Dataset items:
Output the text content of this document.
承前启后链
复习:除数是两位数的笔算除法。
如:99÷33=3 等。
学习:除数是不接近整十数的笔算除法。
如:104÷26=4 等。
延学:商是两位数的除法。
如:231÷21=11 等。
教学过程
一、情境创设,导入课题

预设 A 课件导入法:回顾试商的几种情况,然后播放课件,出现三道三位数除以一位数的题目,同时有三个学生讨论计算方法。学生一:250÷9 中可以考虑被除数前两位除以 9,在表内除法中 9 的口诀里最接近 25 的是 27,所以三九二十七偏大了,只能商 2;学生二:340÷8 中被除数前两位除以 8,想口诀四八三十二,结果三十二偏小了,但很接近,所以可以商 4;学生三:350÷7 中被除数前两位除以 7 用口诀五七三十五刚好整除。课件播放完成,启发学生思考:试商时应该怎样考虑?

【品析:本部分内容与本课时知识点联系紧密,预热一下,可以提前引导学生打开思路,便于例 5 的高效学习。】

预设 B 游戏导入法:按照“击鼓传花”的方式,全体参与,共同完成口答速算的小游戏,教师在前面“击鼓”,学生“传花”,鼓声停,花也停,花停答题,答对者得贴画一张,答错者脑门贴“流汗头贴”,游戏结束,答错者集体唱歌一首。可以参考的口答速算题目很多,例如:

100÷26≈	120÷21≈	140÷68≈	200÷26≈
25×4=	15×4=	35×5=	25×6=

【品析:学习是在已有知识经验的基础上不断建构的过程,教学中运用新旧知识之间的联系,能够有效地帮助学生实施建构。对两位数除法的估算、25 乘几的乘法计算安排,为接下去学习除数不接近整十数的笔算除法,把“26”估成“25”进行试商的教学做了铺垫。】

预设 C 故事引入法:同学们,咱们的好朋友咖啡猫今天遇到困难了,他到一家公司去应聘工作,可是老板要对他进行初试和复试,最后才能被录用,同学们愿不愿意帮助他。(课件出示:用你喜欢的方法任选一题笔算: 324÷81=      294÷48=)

### Challenge
Using the listing above, reproduce each line without omission.

### Response to the exercise
Output the text content of this document.
承前启后链
复习:除数是两位数的笔算除法。
如:99÷33=3 等。
学习:除数是不接近整十数的笔算除法。
如:104÷26=4 等。
延学:商是两位数的除法。
如:231÷21=11 等。
教学过程
一、情境创设,导入课题

预设 A 课件导入法:回顾试商的几种情况,然后播放课件,出现三道三位数除以一位数的题目,同时有三个学生讨论计算方法。学生一:250÷9 中可以考虑被除数前两位除以 9,在表内除法中 9 的口诀里最接近 25 的是 27,所以三九二十七偏大了,只能商 2;学生二:340÷8 中被除数前两位除以 8,想口诀四八三十二,结果三十二偏小了,但很接近,所以可以商 4;学生三:350÷7 中被除数前两位除以 7 用口诀五七三十五刚好整除。课件播放完成,启发学生思考:试商时应该怎样考虑?

【品析:本部分内容与本课时知识点联系紧密,预热一下,可以提前引导学生打开思路,便于例 5 的高效学习。】

预设 B 游戏导入法:按照“击鼓传花”的方式,全体参与,共同完成口答速算的小游戏,教师在前面“击鼓”,学生“传花”,鼓声停,花也停,花停答题,答对者得贴画一张,答错者脑门贴“流汗头贴”,游戏结束,答错者集体唱歌一首。可以参考的口答速算题目很多,例如:

100÷26≈	120÷21≈	140÷68≈	200÷26≈
25×4=	15×4=	35×5=	25×6=

【品析:学习是在已有知识经验的基础上不断建构的过程,教学中运用新旧知识之间的联系,能够有效地帮助学生实施建构。对两位数除法的估算、25 乘几的乘法计算安排,为接下去学习除数不接近整十数的笔算除法,把“26”估成“25”进行试商的教学做了铺垫。】

预设 C 故事引入法:同学们,咱们的好朋友咖啡猫今天遇到困难了,他到一家公司去应聘工作,可是老板要对他进行初试和复试,最后才能被录用,同学们愿不愿意帮助他。(课件出示:用你喜欢的方法任选一题笔算: 324÷81=      294÷48=)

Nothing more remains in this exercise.